*Extract provided*:
----
IV. Actionable Protocol (Prioritized)

High Confidence Tier (A/B Evidence)

  • Discontinue Resveratrol: Immediately cease stacking Resveratrol with NAD+ boosters. It provides no benefit and likely inhibits mitochondrial adaptation and vascular function.
  • Standard of Care +: Prioritize Resistance Training and Zone 2 cardio. NAD+ precursors are only validated as support for recovery and mitochondrial biogenesis induced by physical stress, not as a replacement.
  • Metabolic Management: For individuals with obesity or insulin resistance, GLP-1 agonists (under medical supervision) combined with exercise remain the primary intervention; NAD+ is a tertiary support for liver health.

Experimental Tier (C/D Evidence - High Safety)

  • NR Protocol:

  • Dose: 1,000mg (1g) daily. (Note: Most commercial capsules are 300mg; clinical efficacy requires higher dosing).

  • Timing: Morning administration to align with circadian enzyme transcription.
----
*Data excerpts*:
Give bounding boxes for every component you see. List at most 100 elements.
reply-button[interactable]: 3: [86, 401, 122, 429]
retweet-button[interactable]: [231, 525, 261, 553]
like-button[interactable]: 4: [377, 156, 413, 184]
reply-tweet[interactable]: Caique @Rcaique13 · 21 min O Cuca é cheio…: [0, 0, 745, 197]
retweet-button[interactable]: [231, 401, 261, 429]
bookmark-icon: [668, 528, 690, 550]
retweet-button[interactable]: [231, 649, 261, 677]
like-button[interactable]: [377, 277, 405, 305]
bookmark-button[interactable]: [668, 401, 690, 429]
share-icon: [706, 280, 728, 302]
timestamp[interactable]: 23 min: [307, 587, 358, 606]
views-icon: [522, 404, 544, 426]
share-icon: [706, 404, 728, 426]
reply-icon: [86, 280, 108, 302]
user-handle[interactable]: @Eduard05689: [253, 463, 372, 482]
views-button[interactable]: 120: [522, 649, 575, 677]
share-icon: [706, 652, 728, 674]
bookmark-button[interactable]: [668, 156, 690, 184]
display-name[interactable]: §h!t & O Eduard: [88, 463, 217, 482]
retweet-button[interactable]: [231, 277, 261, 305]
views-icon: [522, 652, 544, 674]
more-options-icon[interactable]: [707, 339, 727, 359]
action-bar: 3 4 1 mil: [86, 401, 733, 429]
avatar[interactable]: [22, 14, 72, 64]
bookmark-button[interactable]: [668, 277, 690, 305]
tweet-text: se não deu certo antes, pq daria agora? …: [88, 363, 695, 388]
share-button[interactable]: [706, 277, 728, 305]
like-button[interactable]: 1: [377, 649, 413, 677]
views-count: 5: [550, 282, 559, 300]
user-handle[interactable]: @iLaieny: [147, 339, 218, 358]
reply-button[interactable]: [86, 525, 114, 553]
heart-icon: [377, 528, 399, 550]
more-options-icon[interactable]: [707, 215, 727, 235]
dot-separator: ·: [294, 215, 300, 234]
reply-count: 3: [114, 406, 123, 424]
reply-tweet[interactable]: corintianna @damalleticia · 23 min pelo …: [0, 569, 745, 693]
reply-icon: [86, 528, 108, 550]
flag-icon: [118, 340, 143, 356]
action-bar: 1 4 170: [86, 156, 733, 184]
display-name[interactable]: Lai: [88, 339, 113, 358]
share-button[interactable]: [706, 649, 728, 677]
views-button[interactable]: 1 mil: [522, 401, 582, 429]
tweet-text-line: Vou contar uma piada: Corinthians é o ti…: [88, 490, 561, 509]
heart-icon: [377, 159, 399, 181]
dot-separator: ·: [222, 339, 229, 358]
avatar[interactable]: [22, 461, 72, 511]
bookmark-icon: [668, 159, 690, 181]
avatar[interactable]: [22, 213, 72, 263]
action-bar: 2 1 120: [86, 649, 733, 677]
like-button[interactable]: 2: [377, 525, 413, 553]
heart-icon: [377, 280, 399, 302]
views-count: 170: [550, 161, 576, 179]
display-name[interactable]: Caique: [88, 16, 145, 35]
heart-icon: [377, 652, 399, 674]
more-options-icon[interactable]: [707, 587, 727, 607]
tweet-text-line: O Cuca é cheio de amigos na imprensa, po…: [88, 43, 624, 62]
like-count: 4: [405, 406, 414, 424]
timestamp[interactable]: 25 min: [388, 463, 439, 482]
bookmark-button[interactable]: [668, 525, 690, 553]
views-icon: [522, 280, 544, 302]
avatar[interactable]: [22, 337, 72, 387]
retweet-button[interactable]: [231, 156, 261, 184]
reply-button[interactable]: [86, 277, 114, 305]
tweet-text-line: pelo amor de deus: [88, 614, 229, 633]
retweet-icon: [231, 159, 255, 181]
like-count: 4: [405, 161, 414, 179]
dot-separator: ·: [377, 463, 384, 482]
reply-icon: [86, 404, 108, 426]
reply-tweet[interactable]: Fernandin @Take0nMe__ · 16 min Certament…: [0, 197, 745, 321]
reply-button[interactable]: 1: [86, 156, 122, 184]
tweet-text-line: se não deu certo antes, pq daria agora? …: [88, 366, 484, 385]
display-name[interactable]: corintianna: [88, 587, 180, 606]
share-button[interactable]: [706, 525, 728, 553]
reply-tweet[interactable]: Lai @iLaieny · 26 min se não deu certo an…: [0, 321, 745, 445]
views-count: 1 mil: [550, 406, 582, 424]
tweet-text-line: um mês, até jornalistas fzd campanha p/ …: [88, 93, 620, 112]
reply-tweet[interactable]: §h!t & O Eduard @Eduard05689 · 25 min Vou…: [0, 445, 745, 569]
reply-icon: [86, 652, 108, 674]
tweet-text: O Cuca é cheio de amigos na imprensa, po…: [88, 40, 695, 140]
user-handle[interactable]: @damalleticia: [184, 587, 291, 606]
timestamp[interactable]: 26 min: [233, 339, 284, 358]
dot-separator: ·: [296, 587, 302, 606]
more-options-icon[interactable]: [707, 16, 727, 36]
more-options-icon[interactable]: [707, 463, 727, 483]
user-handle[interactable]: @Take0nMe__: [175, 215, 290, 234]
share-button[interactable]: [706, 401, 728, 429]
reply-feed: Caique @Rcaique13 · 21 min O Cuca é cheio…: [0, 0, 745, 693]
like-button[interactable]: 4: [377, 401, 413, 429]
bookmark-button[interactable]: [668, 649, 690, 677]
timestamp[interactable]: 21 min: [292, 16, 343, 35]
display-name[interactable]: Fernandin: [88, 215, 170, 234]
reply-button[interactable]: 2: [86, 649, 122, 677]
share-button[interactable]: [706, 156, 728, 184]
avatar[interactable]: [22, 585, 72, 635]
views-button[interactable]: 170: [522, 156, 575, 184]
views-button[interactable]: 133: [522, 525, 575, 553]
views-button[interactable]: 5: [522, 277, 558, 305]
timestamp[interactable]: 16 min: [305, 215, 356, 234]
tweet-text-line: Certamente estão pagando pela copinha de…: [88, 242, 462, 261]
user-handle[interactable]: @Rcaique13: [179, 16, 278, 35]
----
*Task set*:
**a.** Using the protocol text above, say whether each statement agrees with it, answering yes or no and quoting the deciding words: (i) The protocol says to stop taking resveratrol together with NAD+ boosters. (ii) NAD+ precursors are presented as a replacement for exercise. (iii) The NR dose given is 300mg daily.
**b.** Please state what time of day the protocol text gives for taking NR.

*Responses to the tasks*:
**a.**
(i) Yes: "Immediately cease stacking Resveratrol with NAD+ boosters."
(ii) No: "NAD+ precursors are only validated as support for recovery and mitochondrial biogenesis induced by physical stress, not as a replacement."
(iii) No: "Dose: 1,000mg (1g) daily."

**b.** Morning, to align with circadian enzyme transcription.